***** RECORDS TO PROCESS

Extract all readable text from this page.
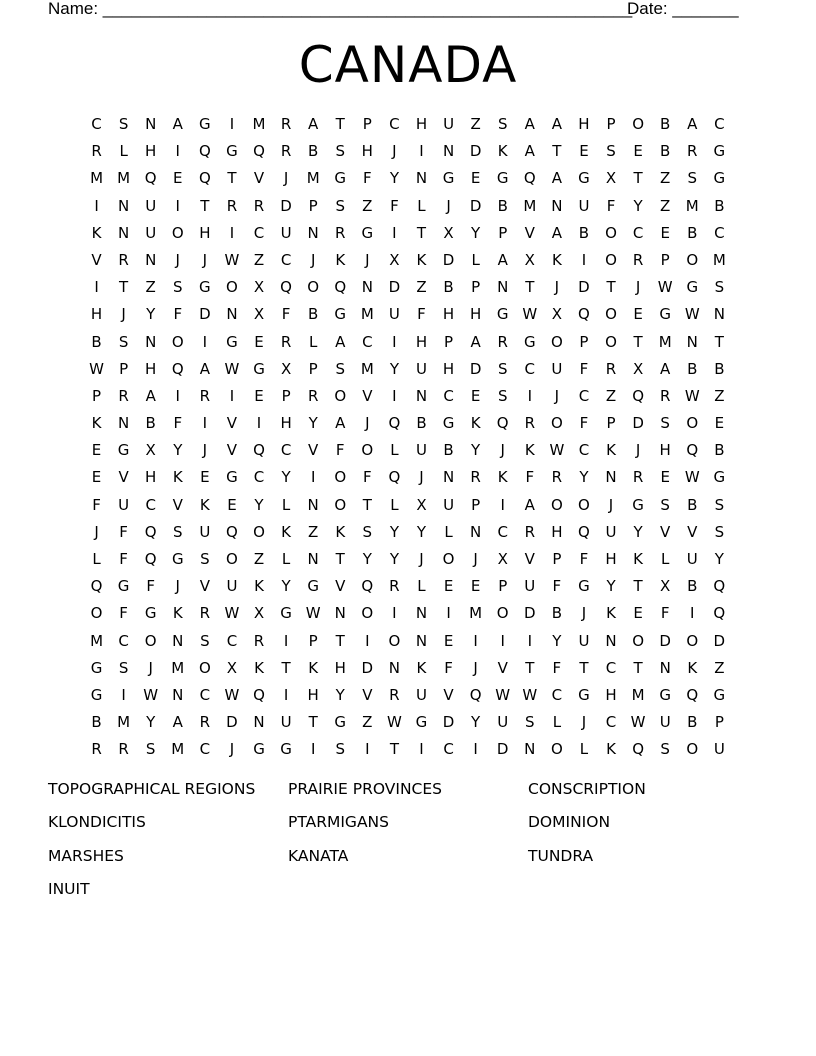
Name: ________________________________________________________
Date: _______
CANADA
C	S	N	A	G	I	M	R	A	T	P	C	H	U	Z	S	A	A	H	P	O	B	A	C
R	L	H	I	Q	G	Q	R	B	S	H	J	I	N	D	K	A	T	E	S	E	B	R	G
M M Q	E	Q	T	V	J	M G	F	Y	N	G	E	G	Q	A	G	X	T	Z	S	G
I	N	U	I	T	R	R	D	P	S	Z	F	L	J	D	B	M N	U	F	Y	Z	M	B
K	N	U	O	H	I	C	U	N	R	G	I	T	X	Y	P	V	A	B	O	C	E	B	C
V	R	N	J	J	W Z	C	J	K	J	X	K	D	L	A	X	K	I	O	R	P	O M
I	T	Z	S	G	O	X	Q	O	Q	N	D	Z	B	P	N	T	J	D	T	J	W G	S
H	J	Y	F	D	N	X	F	B	G M	U	F	H	H	G W X	Q	O	E	G W N
B	S	N	O	I	G	E	R	L	A	C	I	H	P	A	R	G	O	P	O	T	M N	T
W	P	H	Q	A W G	X	P	S	M	Y	U	H	D	S	C	U	F	R	X	A	B	B
P	R	A	I	R	I	E	P	R	O	V	I	N	C	E	S	I	J	C	Z	Q	R W Z
K	N	B	F	I	V	I	H	Y	A	J	Q	B	G	K	Q	R	O	F	P	D	S	O	E
E	G	X	Y	J	V	Q	C	V	F	O	L	U	B	Y	J	K W C	K	J	H	Q	B
E	V	H	K	E	G	C	Y	I	O	F	Q	J	N	R	K	F	R	Y	N	R	E W G
F	U	C	V	K	E	Y	L	N	O	T	L	X	U	P	I	A	O	O	J	G	S	B	S
J	F	Q	S	U	Q	O	K	Z	K	S	Y	Y	L	N	C	R	H	Q	U	Y	V	V	S
L	F	Q	G	S	O	Z	L	N	T	Y	Y	J	O	J	X	V	P	F	H	K	L	U	Y
Q	G	F	J	V	U	K	Y	G	V	Q	R	L	E	E	P	U	F	G	Y	T	X	B	Q
O	F	G	K	R W X	G W N	O	I	N	I	M O	D	B	J	K	E	F	I	Q
M	C	O	N	S	C	R	I	P	T	I	O	N	E	I	I	I	Y	U	N	O	D	O	D
G	S	J	M O	X	K	T	K	H	D	N	K	F	J	V	T	F	T	C	T	N	K	Z
G	I	W N	C W Q	I	H	Y	V	R	U	V	Q W W C	G	H M G	Q	G
B	M	Y	A	R	D	N	U	T	G	Z W G	D	Y	U	S	L	J	C W U	B	P
R	R	S	M	C	J	G	G	I	S	I	T	I	C	I	D	N	O	L	K	Q	S	O	U
TOPOGRAPHICAL REGIONS	PRAIRIE PROVINCES	CONSCRIPTION
KLONDICITIS	PTARMIGANS	DOMINION
MARSHES	KANATA	TUNDRA
INUIT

**********

> THE REQUEST
Leave the pictures out, and print every line of the listing exactly as written.

> ANSWER FOR THE TASK
Extract all readable text from this page.
Name: ________________________________________________________
Date: _______
CANADA
C	S	N	A	G	I	M	R	A	T	P	C	H	U	Z	S	A	A	H	P	O	B	A	C
R	L	H	I	Q	G	Q	R	B	S	H	J	I	N	D	K	A	T	E	S	E	B	R	G
M M Q	E	Q	T	V	J	M G	F	Y	N	G	E	G	Q	A	G	X	T	Z	S	G
I	N	U	I	T	R	R	D	P	S	Z	F	L	J	D	B	M N	U	F	Y	Z	M	B
K	N	U	O	H	I	C	U	N	R	G	I	T	X	Y	P	V	A	B	O	C	E	B	C
V	R	N	J	J	W Z	C	J	K	J	X	K	D	L	A	X	K	I	O	R	P	O M
I	T	Z	S	G	O	X	Q	O	Q	N	D	Z	B	P	N	T	J	D	T	J	W G	S
H	J	Y	F	D	N	X	F	B	G M	U	F	H	H	G W X	Q	O	E	G W N
B	S	N	O	I	G	E	R	L	A	C	I	H	P	A	R	G	O	P	O	T	M N	T
W	P	H	Q	A W G	X	P	S	M	Y	U	H	D	S	C	U	F	R	X	A	B	B
P	R	A	I	R	I	E	P	R	O	V	I	N	C	E	S	I	J	C	Z	Q	R W Z
K	N	B	F	I	V	I	H	Y	A	J	Q	B	G	K	Q	R	O	F	P	D	S	O	E
E	G	X	Y	J	V	Q	C	V	F	O	L	U	B	Y	J	K W C	K	J	H	Q	B
E	V	H	K	E	G	C	Y	I	O	F	Q	J	N	R	K	F	R	Y	N	R	E W G
F	U	C	V	K	E	Y	L	N	O	T	L	X	U	P	I	A	O	O	J	G	S	B	S
J	F	Q	S	U	Q	O	K	Z	K	S	Y	Y	L	N	C	R	H	Q	U	Y	V	V	S
L	F	Q	G	S	O	Z	L	N	T	Y	Y	J	O	J	X	V	P	F	H	K	L	U	Y
Q	G	F	J	V	U	K	Y	G	V	Q	R	L	E	E	P	U	F	G	Y	T	X	B	Q
O	F	G	K	R W X	G W N	O	I	N	I	M O	D	B	J	K	E	F	I	Q
M	C	O	N	S	C	R	I	P	T	I	O	N	E	I	I	I	Y	U	N	O	D	O	D
G	S	J	M O	X	K	T	K	H	D	N	K	F	J	V	T	F	T	C	T	N	K	Z
G	I	W N	C W Q	I	H	Y	V	R	U	V	Q W W C	G	H M G	Q	G
B	M	Y	A	R	D	N	U	T	G	Z W G	D	Y	U	S	L	J	C W U	B	P
R	R	S	M	C	J	G	G	I	S	I	T	I	C	I	D	N	O	L	K	Q	S	O	U
TOPOGRAPHICAL REGIONS	PRAIRIE PROVINCES	CONSCRIPTION
KLONDICITIS	PTARMIGANS	DOMINION
MARSHES	KANATA	TUNDRA
INUIT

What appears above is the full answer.